+++ SOURCE RECORDS

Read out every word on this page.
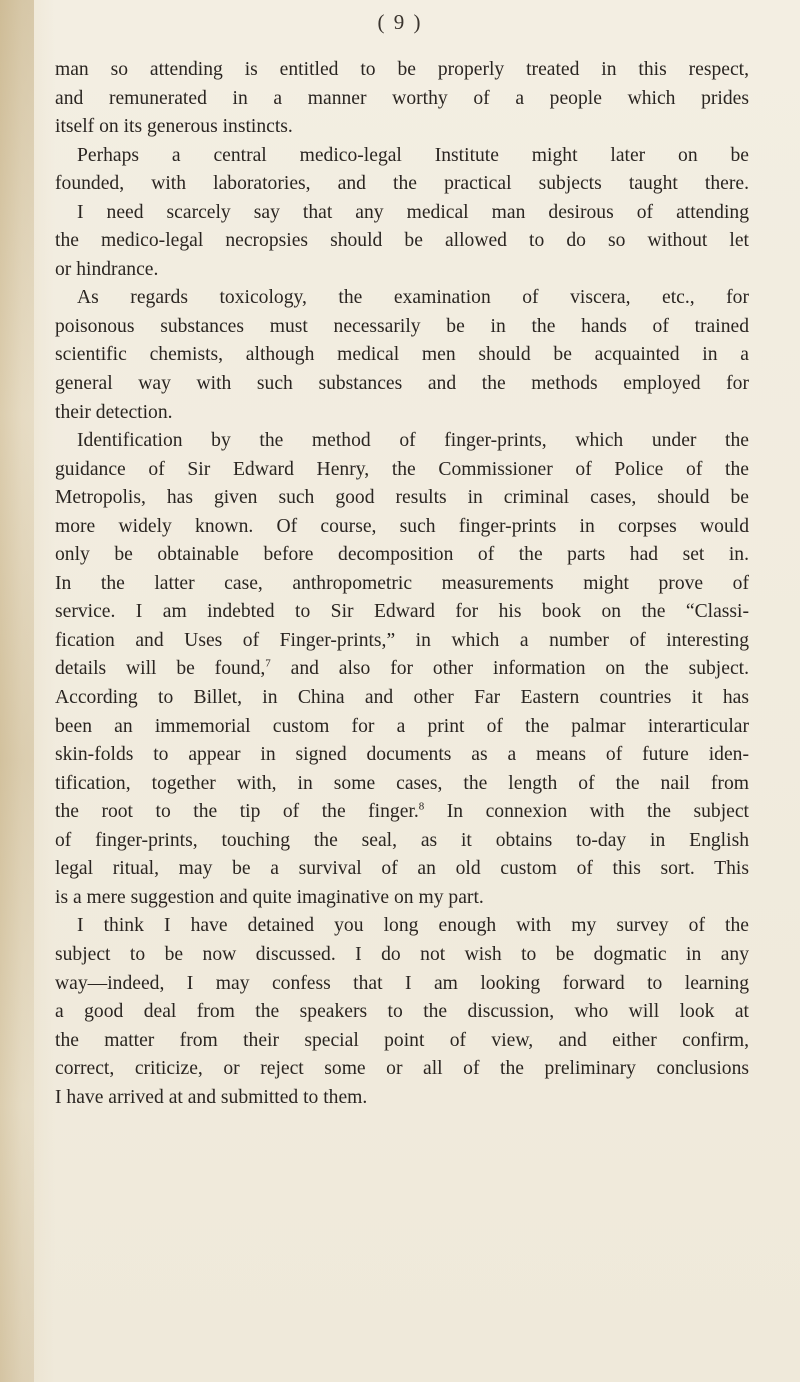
( 9 )
man so attending is entitled to be properly treated in this respect,
and remunerated in a manner worthy of a people which prides
itself on its generous instincts.
Perhaps a central medico-legal Institute might later on be
founded, with laboratories, and the practical subjects taught there.
I need scarcely say that any medical man desirous of attending
the medico-legal necropsies should be allowed to do so without let
or hindrance.
As regards toxicology, the examination of viscera, etc., for
poisonous substances must necessarily be in the hands of trained
scientific chemists, although medical men should be acquainted in a
general way with such substances and the methods employed for
their detection.
Identification by the method of finger-prints, which under the
guidance of Sir Edward Henry, the Commissioner of Police of the
Metropolis, has given such good results in criminal cases, should be
more widely known. Of course, such finger-prints in corpses would
only be obtainable before decomposition of the parts had set in.
In the latter case, anthropometric measurements might prove of
service. I am indebted to Sir Edward for his book on the “Classi-
fication and Uses of Finger-prints,” in which a number of interesting
details will be found,$^7$ and also for other information on the subject.
According to Billet, in China and other Far Eastern countries it has
been an immemorial custom for a print of the palmar interarticular
skin-folds to appear in signed documents as a means of future iden-
tification, together with, in some cases, the length of the nail from
the root to the tip of the finger.$^8$ In connexion with the subject
of finger-prints, touching the seal, as it obtains to-day in English
legal ritual, may be a survival of an old custom of this sort. This
is a mere suggestion and quite imaginative on my part.
I think I have detained you long enough with my survey of the
subject to be now discussed. I do not wish to be dogmatic in any
way—indeed, I may confess that I am looking forward to learning
a good deal from the speakers to the discussion, who will look at
the matter from their special point of view, and either confirm,
correct, criticize, or reject some or all of the preliminary conclusions
I have arrived at and submitted to them.
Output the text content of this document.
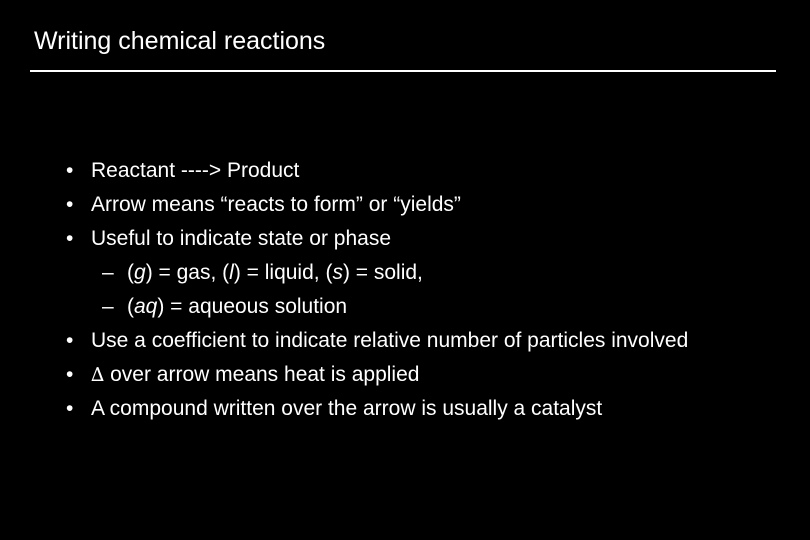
Writing chemical reactions
• Reactant ----> Product
• Arrow means “reacts to form” or “yields”
• Useful to indicate state or phase
– (g) = gas, (l) = liquid, (s) = solid,
– (aq) = aqueous solution
• Use a coefficient to indicate relative number of particles involved
• ∆ over arrow means heat is applied
• A compound written over the arrow is usually a catalyst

++++++

◆ EXERCISE AIM
Copy the lines starting at the line that contains "Output the text content of this document." and running to the final line of the entries, inclusive; omit all pictures.

◆ ANSWER TO THIS EXERCISE
Output the text content of this document.
Writing chemical reactions
• Reactant ----> Product
• Arrow means “reacts to form” or “yields”
• Useful to indicate state or phase
– (g) = gas, (l) = liquid, (s) = solid,
– (aq) = aqueous solution
• Use a coefficient to indicate relative number of particles involved
• ∆ over arrow means heat is applied
• A compound written over the arrow is usually a catalyst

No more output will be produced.